[Layout annotation data]
## start
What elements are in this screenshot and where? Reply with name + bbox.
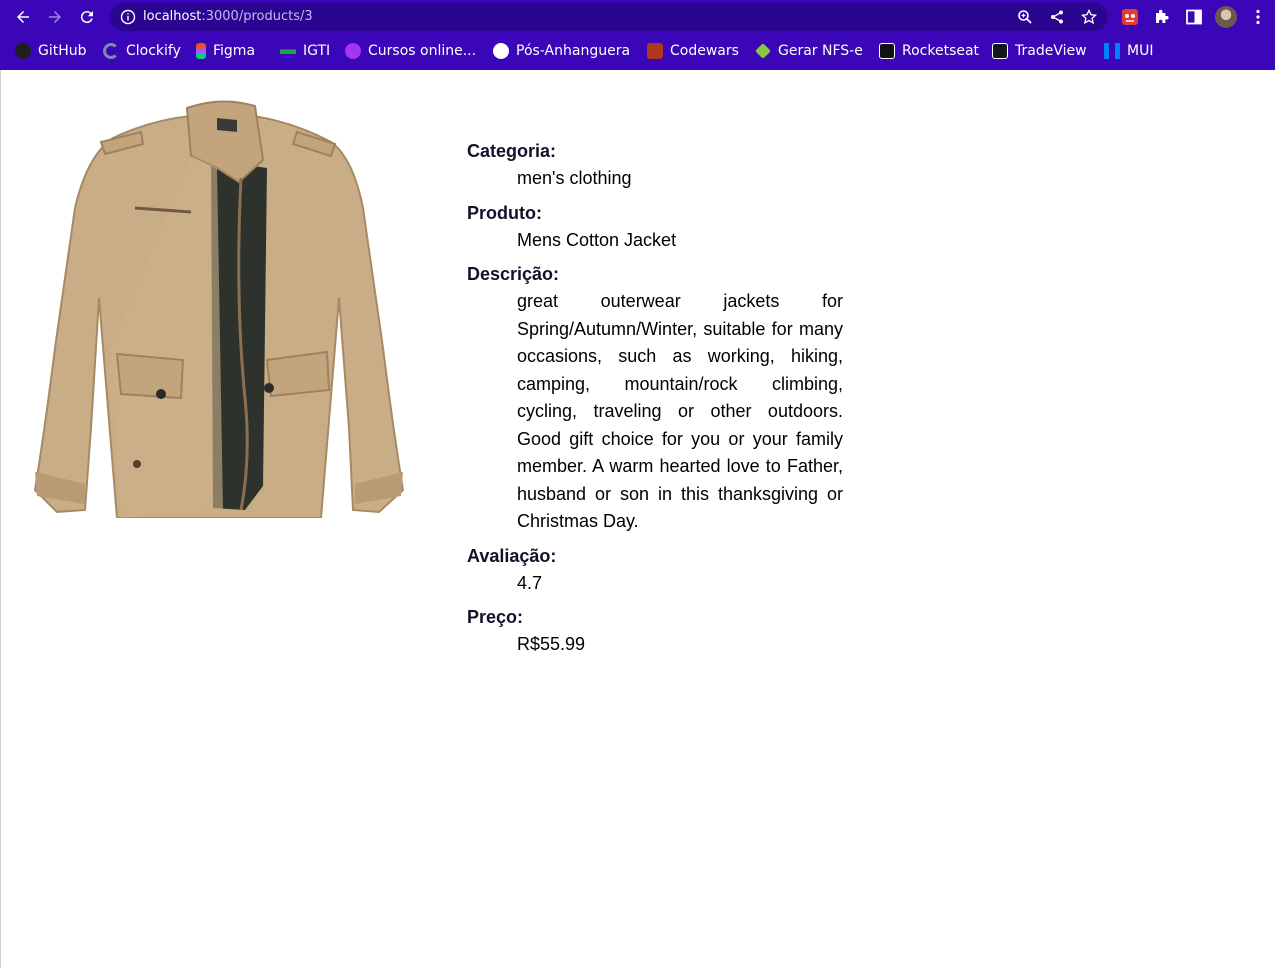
description-label: Descrição: [467,264,560,284]
forward-button[interactable] [43,5,67,29]
url-path: :3000/products/3 [201,9,313,24]
product-name-label: Produto: [467,202,542,223]
price-value: R$55.99 [517,634,586,654]
rating-label: Avaliação: [467,545,557,566]
rocketseat-icon [879,43,895,59]
reload-button[interactable] [75,5,99,29]
bookmark-label: Gerar NFS-e [778,43,863,59]
bookmark-clockify[interactable]: Clockify [103,40,181,62]
arrow-left-icon [17,11,29,23]
star-icon [1081,9,1097,25]
back-button[interactable] [11,5,35,29]
bookmark-label: Pós-Anhanguera [516,43,631,59]
github-icon [15,43,31,59]
bookmark-nfse[interactable]: Gerar NFS-e [755,40,863,62]
mui-icon [1104,43,1120,59]
bookmark-rocketseat[interactable]: Rocketseat [879,40,979,62]
category-label: Categoria: [467,141,557,161]
bookmark-label: Clockify [126,43,181,59]
product-details: Categoria: men's clothing Produto: Mens … [467,140,843,659]
browser-toolbar: localhost:3000/products/3 [0,0,1275,34]
zoom-icon [1018,10,1032,24]
bookmark-pos-anhanguera[interactable]: Pós-Anhanguera [493,40,630,62]
description-value: great outerwear jackets for Spring/Autum… [517,291,843,531]
extension-red-icon [1122,9,1138,25]
extension-button[interactable] [1120,7,1140,27]
address-bar[interactable]: localhost:3000/products/3 [110,3,1108,31]
bookmark-label: TradeView [1015,43,1087,59]
arrow-right-icon [49,11,61,23]
extensions-button[interactable] [1152,7,1172,27]
bookmark-label: Figma [213,43,256,59]
side-panel-button[interactable] [1184,7,1204,27]
category-value: men's clothing [517,168,632,188]
nfse-icon [755,43,771,59]
bookmark-mui[interactable]: MUI [1104,40,1153,62]
bookmark-udemy[interactable]: Cursos online... [345,40,476,62]
bookmark-label: MUI [1127,43,1154,59]
bookmark-star-button[interactable] [1080,8,1098,26]
info-icon[interactable] [120,9,136,25]
product-name-value: Mens Cotton Jacket [517,229,677,250]
menu-button[interactable] [1248,7,1268,27]
url-text: localhost:3000/products/3 [143,9,313,25]
bookmark-figma[interactable]: Figma [196,40,255,62]
bookmark-label: Cursos online... [368,43,477,59]
rating-value: 4.7 [517,572,543,593]
bookmark-label: Codewars [670,43,739,59]
bookmark-label: IGTI [303,43,331,59]
igti-icon [280,43,296,59]
codewars-icon [647,43,663,59]
reload-icon [80,11,93,24]
bookmarks-bar: GitHub Clockify Figma IGTI Cursos online… [0,36,1275,66]
globe-icon [493,43,509,59]
side-panel-icon [1186,9,1202,25]
profile-avatar[interactable] [1215,6,1237,28]
puzzle-icon [1156,9,1169,23]
product-image [33,100,405,518]
bookmark-label: Rocketseat [902,43,980,59]
bookmark-label: GitHub [38,43,87,59]
udemy-icon [345,43,361,59]
page-content: Categoria: men's clothing Produto: Mens … [0,70,1275,968]
browser-chrome: localhost:3000/products/3 GitHub Clockif… [0,0,1275,70]
kebab-menu-icon [1256,9,1260,25]
price-label: Preço: [467,607,524,627]
bookmark-codewars[interactable]: Codewars [647,40,739,62]
share-button[interactable] [1048,8,1066,26]
clockify-icon [103,43,119,59]
bookmark-github[interactable]: GitHub [15,40,87,62]
url-host: localhost [143,9,202,24]
bookmark-igti[interactable]: IGTI [280,40,330,62]
share-icon [1051,10,1063,24]
tradingview-icon [992,43,1008,59]
bookmark-tradeview[interactable]: TradeView [992,40,1087,62]
figma-icon [196,43,206,59]
zoom-button[interactable] [1016,8,1034,26]
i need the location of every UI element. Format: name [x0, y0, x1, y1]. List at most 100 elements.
## end
[Exercise objective]
Copy out the whole listing again, switching every "interactable" to "clickable" and leaving everything else as it is. Leave the pictures out of your copy.

[Exercise output]
What elements are in this screenshot and where? Reply with name + bbox.
description-label: Descrição: [467,264,560,284]
forward-button[clickable] [43,5,67,29]
url-path: :3000/products/3 [201,9,313,24]
product-name-label: Produto: [467,202,542,223]
price-value: R$55.99 [517,634,586,654]
rating-label: Avaliação: [467,545,557,566]
rocketseat-icon [879,43,895,59]
reload-button[clickable] [75,5,99,29]
bookmark-label: Gerar NFS-e [778,43,863,59]
bookmark-clockify[clickable]: Clockify [103,40,181,62]
arrow-left-icon [17,11,29,23]
star-icon [1081,9,1097,25]
back-button[clickable] [11,5,35,29]
bookmark-label: Pós-Anhanguera [516,43,631,59]
github-icon [15,43,31,59]
bookmark-nfse[clickable]: Gerar NFS-e [755,40,863,62]
mui-icon [1104,43,1120,59]
bookmark-rocketseat[clickable]: Rocketseat [879,40,979,62]
category-label: Categoria: [467,141,557,161]
bookmark-label: Clockify [126,43,181,59]
product-details: Categoria: men's clothing Produto: Mens … [467,140,843,659]
browser-toolbar: localhost:3000/products/3 [0,0,1275,34]
zoom-icon [1018,10,1032,24]
bookmark-pos-anhanguera[clickable]: Pós-Anhanguera [493,40,630,62]
description-value: great outerwear jackets for Spring/Autum… [517,291,843,531]
extension-red-icon [1122,9,1138,25]
extension-button[clickable] [1120,7,1140,27]
address-bar[clickable]: localhost:3000/products/3 [110,3,1108,31]
bookmark-label: TradeView [1015,43,1087,59]
arrow-right-icon [49,11,61,23]
extensions-button[clickable] [1152,7,1172,27]
bookmark-label: Figma [213,43,256,59]
side-panel-button[clickable] [1184,7,1204,27]
category-value: men's clothing [517,168,632,188]
nfse-icon [755,43,771,59]
bookmark-mui[clickable]: MUI [1104,40,1153,62]
bookmark-udemy[clickable]: Cursos online... [345,40,476,62]
bookmark-label: MUI [1127,43,1154,59]
bookmark-star-button[clickable] [1080,8,1098,26]
info-icon[clickable] [120,9,136,25]
product-name-value: Mens Cotton Jacket [517,229,677,250]
menu-button[clickable] [1248,7,1268,27]
url-text: localhost:3000/products/3 [143,9,313,25]
bookmark-figma[clickable]: Figma [196,40,255,62]
bookmark-label: Cursos online... [368,43,477,59]
rating-value: 4.7 [517,572,543,593]
bookmark-label: Codewars [670,43,739,59]
bookmark-label: IGTI [303,43,331,59]
igti-icon [280,43,296,59]
codewars-icon [647,43,663,59]
reload-icon [80,11,93,24]
bookmarks-bar: GitHub Clockify Figma IGTI Cursos online… [0,36,1275,66]
globe-icon [493,43,509,59]
side-panel-icon [1186,9,1202,25]
profile-avatar[clickable] [1215,6,1237,28]
puzzle-icon [1156,9,1169,23]
product-image [33,100,405,518]
bookmark-label: Rocketseat [902,43,980,59]
bookmark-label: GitHub [38,43,87,59]
udemy-icon [345,43,361,59]
page-content: Categoria: men's clothing Produto: Mens … [0,70,1275,968]
browser-chrome: localhost:3000/products/3 GitHub Clockif… [0,0,1275,70]
kebab-menu-icon [1256,9,1260,25]
price-label: Preço: [467,607,524,627]
bookmark-codewars[clickable]: Codewars [647,40,739,62]
share-button[clickable] [1048,8,1066,26]
clockify-icon [103,43,119,59]
bookmark-github[clickable]: GitHub [15,40,87,62]
url-host: localhost [143,9,202,24]
bookmark-igti[clickable]: IGTI [280,40,330,62]
share-icon [1051,10,1063,24]
tradingview-icon [992,43,1008,59]
bookmark-tradeview[clickable]: TradeView [992,40,1087,62]
figma-icon [196,43,206,59]
zoom-button[clickable] [1016,8,1034,26]
i need the location of every UI element. Format: name [x0, y0, x1, y1]. List at most 100 elements.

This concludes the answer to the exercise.